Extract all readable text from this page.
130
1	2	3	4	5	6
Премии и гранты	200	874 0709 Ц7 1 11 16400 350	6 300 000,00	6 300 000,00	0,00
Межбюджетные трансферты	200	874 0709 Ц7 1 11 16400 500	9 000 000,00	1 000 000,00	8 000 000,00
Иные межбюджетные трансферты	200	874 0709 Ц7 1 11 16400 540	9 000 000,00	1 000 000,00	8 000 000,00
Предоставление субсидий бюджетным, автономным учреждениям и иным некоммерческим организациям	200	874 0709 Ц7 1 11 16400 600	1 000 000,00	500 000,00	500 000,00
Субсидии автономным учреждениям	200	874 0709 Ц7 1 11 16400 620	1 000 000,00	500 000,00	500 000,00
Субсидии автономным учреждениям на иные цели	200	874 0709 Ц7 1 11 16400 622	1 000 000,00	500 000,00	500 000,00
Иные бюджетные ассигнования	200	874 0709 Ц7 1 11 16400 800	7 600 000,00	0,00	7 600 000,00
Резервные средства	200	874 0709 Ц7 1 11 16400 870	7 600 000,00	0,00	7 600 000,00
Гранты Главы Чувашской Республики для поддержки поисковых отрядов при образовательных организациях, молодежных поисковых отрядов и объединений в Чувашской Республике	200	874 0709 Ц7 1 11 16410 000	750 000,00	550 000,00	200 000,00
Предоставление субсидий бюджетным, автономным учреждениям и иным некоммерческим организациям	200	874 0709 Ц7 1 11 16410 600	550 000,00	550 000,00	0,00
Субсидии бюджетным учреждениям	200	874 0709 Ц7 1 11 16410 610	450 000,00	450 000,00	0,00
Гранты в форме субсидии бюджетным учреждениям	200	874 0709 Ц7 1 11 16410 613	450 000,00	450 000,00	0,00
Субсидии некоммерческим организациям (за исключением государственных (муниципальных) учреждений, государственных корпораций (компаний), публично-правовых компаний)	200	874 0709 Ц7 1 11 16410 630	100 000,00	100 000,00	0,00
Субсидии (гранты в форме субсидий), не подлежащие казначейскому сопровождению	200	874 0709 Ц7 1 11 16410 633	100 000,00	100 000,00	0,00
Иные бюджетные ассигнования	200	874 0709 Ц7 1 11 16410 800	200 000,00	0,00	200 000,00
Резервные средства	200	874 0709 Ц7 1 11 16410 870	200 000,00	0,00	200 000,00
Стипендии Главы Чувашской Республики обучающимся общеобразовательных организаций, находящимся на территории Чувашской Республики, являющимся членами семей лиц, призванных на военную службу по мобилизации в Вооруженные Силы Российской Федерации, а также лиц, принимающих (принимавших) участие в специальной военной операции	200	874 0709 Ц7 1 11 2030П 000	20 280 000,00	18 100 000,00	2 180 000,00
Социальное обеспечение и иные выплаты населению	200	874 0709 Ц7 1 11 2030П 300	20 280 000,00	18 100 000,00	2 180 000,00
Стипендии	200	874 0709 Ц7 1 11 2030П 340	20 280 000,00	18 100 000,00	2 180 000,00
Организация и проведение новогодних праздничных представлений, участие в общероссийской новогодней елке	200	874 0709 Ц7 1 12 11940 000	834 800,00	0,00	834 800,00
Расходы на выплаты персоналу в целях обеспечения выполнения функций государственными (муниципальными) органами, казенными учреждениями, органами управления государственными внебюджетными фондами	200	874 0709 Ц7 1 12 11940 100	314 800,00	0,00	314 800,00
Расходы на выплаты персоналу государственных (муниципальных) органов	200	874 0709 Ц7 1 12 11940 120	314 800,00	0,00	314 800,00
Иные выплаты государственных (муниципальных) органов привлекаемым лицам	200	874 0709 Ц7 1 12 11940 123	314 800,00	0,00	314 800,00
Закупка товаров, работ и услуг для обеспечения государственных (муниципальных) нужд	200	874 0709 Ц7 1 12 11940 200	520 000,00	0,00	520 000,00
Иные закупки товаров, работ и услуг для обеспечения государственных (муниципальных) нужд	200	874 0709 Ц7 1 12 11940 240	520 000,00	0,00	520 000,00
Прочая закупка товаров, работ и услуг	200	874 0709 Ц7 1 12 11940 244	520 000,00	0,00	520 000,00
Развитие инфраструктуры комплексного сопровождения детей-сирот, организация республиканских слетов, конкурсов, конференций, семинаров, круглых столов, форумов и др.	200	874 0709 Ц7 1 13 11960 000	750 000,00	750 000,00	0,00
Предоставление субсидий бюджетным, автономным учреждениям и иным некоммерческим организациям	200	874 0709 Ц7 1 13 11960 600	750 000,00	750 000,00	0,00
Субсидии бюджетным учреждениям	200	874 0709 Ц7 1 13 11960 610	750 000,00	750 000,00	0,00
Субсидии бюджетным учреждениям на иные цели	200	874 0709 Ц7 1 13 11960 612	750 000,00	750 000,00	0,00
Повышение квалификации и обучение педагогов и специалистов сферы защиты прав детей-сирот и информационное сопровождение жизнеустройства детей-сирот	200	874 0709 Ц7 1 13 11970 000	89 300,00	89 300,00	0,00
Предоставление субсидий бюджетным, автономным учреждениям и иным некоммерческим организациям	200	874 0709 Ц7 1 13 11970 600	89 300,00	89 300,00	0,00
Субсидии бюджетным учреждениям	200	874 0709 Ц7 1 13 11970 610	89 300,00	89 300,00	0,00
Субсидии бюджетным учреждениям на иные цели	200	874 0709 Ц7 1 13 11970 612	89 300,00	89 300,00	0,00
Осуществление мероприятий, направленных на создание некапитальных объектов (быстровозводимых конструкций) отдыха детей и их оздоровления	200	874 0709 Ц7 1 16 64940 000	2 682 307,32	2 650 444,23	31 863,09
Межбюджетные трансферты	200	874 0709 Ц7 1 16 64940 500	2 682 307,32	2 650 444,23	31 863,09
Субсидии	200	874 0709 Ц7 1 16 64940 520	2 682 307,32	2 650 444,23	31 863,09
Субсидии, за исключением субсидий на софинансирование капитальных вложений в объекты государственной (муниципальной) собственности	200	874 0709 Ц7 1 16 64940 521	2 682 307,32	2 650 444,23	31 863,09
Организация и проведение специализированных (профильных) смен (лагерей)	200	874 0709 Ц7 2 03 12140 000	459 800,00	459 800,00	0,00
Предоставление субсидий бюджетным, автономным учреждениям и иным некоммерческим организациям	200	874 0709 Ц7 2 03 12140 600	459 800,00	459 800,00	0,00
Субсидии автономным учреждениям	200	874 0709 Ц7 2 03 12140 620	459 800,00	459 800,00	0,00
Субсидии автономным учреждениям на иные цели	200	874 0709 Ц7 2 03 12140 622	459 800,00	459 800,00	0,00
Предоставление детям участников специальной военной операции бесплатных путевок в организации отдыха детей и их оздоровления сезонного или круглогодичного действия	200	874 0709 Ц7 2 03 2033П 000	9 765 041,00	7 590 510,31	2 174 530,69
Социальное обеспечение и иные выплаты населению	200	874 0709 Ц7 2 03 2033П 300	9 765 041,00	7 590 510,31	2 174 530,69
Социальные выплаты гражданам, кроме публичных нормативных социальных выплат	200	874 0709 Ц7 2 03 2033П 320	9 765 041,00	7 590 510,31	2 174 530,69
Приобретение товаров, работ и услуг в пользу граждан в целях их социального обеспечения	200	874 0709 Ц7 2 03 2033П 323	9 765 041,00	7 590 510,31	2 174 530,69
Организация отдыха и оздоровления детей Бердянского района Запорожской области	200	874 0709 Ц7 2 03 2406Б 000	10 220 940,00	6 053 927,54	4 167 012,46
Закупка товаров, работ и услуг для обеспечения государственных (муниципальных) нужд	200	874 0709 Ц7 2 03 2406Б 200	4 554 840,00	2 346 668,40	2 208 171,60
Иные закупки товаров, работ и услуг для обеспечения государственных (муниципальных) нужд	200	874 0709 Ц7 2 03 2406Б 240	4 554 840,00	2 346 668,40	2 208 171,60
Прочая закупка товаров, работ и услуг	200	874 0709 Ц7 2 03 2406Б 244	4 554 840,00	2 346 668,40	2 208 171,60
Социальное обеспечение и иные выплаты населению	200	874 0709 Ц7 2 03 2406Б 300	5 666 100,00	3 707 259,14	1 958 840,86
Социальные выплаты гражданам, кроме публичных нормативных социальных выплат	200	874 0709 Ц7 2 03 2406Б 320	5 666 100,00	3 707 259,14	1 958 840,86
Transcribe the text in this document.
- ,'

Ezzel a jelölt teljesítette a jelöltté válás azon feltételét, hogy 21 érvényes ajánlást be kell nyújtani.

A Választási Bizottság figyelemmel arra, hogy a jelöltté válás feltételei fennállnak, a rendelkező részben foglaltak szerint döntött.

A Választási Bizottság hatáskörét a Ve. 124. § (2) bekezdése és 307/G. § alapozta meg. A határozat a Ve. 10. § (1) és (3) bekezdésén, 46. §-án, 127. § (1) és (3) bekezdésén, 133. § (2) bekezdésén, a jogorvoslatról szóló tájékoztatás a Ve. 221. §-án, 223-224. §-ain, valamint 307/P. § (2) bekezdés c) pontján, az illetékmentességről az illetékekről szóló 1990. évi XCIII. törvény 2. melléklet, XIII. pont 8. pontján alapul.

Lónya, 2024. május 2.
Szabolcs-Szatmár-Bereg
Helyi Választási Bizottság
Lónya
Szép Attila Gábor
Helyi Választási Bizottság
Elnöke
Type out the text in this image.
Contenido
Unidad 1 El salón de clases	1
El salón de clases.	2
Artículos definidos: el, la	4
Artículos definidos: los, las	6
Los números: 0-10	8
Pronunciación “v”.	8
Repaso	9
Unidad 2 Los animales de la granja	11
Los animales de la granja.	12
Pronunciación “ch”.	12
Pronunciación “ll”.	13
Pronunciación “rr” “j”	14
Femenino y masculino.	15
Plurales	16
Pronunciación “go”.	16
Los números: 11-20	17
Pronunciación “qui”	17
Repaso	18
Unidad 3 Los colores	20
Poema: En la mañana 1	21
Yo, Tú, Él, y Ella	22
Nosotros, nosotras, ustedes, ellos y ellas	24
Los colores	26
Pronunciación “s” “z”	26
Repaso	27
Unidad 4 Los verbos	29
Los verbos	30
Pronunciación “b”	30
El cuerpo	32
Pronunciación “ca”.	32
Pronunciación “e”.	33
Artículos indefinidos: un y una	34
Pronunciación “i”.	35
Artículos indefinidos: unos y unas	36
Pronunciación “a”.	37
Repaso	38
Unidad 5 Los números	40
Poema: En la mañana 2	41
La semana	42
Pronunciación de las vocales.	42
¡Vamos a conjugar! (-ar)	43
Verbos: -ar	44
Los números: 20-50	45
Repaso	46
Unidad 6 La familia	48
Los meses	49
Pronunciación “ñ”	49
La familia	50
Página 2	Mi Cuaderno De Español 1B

PROBLEM REQUIREMENTS => Identify and copy lines that hold the string "Unidad".

SOLVED EXERCISE =>
Unidad 1 El salón de clases	1
Unidad 2 Los animales de la granja	11
Unidad 3 Los colores	20
Unidad 4 Los verbos	29
Unidad 5 Los números	40
Unidad 6 La familia	48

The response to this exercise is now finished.